> [Problem details]
Wherever the word "immediate" appears in a line, extract that line.

> [Records to use]
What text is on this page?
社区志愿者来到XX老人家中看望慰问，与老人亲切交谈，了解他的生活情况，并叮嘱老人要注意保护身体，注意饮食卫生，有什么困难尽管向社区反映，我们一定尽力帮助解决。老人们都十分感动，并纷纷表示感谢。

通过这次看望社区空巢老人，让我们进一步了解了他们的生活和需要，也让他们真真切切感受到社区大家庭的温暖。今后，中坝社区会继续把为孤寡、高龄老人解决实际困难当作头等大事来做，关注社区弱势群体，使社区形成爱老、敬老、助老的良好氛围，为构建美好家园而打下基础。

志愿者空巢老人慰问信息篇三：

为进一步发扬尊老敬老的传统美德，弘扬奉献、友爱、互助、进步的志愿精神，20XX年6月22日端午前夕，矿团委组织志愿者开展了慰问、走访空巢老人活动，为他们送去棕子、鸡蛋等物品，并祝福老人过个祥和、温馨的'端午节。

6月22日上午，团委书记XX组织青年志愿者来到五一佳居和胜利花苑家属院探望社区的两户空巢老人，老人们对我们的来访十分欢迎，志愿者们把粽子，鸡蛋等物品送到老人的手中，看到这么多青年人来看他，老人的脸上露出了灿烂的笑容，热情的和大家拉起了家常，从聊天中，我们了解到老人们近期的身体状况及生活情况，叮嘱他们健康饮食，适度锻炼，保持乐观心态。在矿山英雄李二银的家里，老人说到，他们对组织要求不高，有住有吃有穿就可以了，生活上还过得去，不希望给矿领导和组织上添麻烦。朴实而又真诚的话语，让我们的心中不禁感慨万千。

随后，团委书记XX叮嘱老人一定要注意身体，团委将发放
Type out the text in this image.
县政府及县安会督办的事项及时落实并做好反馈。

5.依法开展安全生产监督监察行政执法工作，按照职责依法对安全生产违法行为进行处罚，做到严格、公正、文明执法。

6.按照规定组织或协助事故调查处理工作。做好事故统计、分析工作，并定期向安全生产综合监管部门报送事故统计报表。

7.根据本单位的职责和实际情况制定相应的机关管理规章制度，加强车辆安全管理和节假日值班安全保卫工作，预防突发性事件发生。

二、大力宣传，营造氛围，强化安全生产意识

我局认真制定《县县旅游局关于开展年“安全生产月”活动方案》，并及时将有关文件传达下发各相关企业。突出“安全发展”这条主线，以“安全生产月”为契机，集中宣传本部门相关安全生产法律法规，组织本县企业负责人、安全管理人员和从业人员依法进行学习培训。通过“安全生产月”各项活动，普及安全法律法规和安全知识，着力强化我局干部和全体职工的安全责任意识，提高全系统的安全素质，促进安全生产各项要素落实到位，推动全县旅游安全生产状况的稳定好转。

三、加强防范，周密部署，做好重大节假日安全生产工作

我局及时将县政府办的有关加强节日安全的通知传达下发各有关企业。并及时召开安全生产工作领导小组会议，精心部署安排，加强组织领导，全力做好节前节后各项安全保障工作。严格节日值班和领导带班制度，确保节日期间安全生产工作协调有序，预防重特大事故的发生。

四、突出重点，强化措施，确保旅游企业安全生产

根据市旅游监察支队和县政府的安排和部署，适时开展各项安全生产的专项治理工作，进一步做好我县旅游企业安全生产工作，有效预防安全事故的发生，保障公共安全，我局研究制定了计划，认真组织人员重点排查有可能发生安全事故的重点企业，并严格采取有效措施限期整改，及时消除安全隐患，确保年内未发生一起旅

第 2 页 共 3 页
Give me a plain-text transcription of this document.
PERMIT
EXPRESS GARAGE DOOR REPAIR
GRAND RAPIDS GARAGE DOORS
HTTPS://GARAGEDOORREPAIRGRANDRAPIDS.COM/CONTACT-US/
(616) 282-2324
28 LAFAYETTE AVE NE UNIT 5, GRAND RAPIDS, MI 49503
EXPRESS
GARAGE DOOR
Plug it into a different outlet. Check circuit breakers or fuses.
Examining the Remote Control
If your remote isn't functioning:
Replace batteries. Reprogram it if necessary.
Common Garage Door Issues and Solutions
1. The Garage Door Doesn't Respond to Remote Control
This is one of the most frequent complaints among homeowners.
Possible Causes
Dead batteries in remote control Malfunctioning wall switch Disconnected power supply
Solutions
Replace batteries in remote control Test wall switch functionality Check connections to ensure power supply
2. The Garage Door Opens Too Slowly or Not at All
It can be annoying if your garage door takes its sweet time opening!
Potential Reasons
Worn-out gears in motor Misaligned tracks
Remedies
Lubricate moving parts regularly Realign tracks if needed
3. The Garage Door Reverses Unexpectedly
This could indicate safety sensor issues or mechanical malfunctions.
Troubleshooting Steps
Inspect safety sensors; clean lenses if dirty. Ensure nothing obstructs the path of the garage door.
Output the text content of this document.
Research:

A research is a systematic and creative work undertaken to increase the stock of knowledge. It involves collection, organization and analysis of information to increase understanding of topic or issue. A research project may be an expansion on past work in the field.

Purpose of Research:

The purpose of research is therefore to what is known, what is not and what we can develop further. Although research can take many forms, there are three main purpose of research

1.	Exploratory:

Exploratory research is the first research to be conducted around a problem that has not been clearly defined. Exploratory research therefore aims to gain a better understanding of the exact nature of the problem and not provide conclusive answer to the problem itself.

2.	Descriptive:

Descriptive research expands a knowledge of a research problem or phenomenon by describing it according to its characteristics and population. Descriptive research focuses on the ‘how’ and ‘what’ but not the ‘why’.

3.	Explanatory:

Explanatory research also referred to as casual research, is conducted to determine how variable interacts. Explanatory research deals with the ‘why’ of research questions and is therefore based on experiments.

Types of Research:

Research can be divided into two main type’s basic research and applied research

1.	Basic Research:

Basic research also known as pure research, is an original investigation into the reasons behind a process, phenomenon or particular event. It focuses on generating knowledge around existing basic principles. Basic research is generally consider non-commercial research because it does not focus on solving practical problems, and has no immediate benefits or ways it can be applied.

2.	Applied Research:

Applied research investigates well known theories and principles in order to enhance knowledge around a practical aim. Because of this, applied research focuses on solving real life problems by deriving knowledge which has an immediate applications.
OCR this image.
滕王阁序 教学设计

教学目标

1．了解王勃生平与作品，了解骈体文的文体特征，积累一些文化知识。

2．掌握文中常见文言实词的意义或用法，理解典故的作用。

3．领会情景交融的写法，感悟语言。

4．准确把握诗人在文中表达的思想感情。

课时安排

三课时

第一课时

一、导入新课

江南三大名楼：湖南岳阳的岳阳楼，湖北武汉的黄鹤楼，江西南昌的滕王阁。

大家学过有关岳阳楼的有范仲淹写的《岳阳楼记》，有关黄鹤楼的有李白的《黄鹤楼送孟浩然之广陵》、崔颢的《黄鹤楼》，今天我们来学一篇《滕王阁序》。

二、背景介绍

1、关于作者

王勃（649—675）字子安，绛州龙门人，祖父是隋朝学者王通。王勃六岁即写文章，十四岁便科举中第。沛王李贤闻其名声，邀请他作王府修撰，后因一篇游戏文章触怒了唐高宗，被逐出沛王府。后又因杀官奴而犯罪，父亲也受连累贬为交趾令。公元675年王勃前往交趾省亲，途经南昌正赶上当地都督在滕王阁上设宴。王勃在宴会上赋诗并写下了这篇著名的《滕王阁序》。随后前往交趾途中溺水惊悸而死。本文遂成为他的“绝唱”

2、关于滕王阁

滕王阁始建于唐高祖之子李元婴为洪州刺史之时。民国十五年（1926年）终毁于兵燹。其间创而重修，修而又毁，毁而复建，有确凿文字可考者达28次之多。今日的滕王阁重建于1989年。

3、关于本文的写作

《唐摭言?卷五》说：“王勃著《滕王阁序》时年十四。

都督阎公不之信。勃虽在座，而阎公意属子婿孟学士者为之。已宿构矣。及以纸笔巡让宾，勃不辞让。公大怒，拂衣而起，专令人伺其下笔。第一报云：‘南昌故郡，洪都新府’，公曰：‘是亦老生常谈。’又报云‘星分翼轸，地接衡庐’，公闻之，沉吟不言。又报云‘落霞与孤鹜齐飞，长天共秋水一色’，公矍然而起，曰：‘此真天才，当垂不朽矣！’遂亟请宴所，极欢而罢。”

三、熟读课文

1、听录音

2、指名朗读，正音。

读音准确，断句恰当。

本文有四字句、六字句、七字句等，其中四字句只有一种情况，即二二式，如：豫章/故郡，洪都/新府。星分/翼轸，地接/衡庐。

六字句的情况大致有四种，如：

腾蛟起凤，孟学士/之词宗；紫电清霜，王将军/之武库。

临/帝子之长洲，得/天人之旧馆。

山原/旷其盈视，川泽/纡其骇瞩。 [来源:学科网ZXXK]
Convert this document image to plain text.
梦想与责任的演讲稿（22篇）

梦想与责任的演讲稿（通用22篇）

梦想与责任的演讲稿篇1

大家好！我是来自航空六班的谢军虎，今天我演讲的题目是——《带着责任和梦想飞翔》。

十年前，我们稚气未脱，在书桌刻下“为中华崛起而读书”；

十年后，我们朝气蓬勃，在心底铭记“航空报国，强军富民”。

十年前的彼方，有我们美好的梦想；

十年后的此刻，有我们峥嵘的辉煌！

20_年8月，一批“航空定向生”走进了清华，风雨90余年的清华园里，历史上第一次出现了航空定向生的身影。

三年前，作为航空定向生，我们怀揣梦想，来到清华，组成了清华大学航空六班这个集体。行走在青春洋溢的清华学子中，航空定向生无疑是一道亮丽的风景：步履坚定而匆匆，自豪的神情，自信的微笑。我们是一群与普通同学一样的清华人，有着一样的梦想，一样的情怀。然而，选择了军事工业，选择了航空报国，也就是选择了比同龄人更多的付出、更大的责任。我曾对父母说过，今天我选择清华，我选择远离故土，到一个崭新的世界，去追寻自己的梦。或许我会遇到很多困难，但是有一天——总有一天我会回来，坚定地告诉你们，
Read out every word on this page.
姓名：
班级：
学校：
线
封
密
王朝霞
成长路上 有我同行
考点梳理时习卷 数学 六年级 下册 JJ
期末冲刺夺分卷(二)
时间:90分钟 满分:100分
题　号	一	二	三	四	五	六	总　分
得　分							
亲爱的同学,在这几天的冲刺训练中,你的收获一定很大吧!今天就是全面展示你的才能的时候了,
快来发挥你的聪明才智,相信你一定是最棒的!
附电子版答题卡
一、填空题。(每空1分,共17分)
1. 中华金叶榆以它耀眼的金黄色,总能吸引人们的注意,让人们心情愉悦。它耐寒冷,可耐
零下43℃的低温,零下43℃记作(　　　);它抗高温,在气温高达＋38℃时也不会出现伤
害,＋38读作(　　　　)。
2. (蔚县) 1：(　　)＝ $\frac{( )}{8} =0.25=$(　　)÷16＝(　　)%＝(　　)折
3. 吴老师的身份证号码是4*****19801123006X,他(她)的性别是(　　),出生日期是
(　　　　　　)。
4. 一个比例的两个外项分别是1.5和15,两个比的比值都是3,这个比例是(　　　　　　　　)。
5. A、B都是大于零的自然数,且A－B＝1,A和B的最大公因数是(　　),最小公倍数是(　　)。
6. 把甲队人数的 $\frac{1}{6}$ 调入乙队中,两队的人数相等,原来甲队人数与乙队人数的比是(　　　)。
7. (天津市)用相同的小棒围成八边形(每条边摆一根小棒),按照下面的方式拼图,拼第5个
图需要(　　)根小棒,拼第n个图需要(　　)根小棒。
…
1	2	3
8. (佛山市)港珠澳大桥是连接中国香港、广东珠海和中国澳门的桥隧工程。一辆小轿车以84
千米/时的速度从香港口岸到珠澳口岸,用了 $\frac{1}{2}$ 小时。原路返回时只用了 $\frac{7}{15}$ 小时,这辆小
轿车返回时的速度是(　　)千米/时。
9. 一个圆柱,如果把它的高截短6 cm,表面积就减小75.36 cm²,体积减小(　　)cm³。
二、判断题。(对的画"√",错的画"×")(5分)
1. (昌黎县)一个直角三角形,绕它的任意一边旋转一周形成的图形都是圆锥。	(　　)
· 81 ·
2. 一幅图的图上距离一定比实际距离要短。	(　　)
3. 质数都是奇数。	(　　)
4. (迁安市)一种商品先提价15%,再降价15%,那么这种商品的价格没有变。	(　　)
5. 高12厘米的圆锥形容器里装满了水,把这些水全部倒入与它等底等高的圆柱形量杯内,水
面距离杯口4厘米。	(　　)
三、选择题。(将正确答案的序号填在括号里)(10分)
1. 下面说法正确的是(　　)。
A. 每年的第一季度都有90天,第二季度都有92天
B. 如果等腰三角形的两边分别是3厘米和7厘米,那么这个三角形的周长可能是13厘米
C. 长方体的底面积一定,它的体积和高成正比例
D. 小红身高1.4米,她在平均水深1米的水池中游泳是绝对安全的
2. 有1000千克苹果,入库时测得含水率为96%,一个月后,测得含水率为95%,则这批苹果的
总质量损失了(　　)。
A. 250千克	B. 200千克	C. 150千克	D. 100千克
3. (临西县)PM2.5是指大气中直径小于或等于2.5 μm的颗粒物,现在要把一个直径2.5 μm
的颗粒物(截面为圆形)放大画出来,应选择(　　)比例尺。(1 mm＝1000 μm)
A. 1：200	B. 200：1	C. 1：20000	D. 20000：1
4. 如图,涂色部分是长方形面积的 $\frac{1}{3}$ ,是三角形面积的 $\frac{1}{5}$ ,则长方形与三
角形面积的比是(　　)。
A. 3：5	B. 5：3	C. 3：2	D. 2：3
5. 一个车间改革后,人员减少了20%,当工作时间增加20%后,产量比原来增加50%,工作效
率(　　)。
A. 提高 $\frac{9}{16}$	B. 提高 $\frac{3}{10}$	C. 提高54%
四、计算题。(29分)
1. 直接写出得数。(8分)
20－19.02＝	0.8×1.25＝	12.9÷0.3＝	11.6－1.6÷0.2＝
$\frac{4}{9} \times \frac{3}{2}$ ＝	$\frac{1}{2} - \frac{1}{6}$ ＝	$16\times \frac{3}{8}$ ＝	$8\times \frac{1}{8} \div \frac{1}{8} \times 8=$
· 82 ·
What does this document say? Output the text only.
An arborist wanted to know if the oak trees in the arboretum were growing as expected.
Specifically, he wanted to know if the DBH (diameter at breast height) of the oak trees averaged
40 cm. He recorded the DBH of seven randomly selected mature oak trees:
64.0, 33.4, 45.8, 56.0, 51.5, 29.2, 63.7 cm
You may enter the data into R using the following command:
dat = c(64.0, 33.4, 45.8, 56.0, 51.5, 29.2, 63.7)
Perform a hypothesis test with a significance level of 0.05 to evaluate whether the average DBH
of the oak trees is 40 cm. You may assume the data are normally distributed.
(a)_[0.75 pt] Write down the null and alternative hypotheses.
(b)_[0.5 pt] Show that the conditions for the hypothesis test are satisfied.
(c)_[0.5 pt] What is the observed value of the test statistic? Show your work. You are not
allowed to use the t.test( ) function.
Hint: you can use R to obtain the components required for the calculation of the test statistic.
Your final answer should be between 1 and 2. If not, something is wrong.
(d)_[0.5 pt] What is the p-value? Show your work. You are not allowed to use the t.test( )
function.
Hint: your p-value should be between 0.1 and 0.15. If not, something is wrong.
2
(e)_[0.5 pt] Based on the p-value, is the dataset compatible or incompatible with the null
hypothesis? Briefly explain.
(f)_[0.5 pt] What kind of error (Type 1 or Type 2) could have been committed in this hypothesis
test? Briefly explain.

> [Solution for this task]
Basic research also known as pure research, is an original investigation into the reasons behind a process, phenomenon or particular event. It focuses on generating knowledge around existing basic principles. Basic research is generally consider non-commercial research because it does not focus on solving practical problems, and has no immediate benefits or ways it can be applied.
Applied research investigates well known theories and principles in order to enhance knowledge around a practical aim. Because of this, applied research focuses on solving real life problems by deriving knowledge which has an immediate applications.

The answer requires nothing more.